**Given entries**:
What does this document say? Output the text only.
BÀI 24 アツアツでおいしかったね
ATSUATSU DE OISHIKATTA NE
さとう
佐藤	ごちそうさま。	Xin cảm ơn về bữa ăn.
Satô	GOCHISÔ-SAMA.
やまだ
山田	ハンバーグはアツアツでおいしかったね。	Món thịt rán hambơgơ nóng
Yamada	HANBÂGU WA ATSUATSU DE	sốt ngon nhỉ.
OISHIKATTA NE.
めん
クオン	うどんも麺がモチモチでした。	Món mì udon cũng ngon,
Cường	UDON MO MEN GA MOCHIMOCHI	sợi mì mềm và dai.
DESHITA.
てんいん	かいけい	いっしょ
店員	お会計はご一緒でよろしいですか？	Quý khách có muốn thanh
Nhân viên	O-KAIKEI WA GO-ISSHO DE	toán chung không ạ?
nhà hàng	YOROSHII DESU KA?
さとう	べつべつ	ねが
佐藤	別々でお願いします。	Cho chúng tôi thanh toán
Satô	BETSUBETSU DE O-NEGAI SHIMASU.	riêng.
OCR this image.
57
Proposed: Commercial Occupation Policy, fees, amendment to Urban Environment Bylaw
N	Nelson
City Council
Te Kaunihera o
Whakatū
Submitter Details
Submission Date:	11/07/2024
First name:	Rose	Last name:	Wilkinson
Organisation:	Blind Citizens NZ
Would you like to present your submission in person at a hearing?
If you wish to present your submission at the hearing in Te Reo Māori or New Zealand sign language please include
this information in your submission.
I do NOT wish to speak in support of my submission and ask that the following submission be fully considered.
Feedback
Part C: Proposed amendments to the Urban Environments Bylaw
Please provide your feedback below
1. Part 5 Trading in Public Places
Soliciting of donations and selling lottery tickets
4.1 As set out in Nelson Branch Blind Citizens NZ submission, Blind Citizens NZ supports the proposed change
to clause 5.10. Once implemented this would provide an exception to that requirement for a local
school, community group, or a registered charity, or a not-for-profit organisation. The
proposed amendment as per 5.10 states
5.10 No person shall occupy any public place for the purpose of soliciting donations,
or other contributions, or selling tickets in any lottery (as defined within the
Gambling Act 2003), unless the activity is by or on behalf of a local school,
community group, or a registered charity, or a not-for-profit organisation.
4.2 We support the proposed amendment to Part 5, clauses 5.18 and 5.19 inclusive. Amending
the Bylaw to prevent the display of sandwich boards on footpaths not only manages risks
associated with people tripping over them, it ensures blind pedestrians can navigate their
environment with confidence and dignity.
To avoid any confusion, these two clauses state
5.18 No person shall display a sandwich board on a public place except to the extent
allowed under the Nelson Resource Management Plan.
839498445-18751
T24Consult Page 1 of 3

**Goal**: Pull out each line of the records holding the string "ATSUATSU".

**Completed exercise**:
ATSUATSU DE OISHIKATTA NE
Yamada	HANBÂGU WA ATSUATSU DE	sốt ngon nhỉ.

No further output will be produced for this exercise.